[Begin Recorded information]

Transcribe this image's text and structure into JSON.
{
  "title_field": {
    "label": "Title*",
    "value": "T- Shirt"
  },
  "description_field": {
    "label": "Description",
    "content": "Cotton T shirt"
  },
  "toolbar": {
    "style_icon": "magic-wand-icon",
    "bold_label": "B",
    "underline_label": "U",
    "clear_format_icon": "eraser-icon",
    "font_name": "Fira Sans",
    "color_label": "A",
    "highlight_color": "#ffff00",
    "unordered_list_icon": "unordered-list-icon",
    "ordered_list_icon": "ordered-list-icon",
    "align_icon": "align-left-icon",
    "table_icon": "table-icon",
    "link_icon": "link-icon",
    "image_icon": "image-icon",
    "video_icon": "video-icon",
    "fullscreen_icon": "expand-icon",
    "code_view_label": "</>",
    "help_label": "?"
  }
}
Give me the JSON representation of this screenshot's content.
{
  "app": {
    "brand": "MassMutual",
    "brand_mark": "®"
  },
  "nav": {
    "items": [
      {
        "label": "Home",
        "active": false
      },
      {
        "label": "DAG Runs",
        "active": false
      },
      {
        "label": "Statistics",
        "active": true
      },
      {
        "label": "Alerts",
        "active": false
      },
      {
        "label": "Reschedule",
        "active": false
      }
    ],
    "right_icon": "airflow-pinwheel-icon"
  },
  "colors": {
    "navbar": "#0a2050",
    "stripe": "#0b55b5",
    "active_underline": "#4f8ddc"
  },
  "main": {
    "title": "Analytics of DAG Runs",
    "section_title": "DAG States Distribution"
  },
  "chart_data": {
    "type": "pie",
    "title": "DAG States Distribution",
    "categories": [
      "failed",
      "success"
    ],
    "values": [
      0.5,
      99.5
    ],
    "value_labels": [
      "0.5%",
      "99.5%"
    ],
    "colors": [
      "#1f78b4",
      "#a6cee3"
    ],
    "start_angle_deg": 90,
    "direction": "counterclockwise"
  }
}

[End Recorded information]

● Written request:
Reply with nothing except the number of lines in the listing above that include "Runs".

● Output of the exercise:
2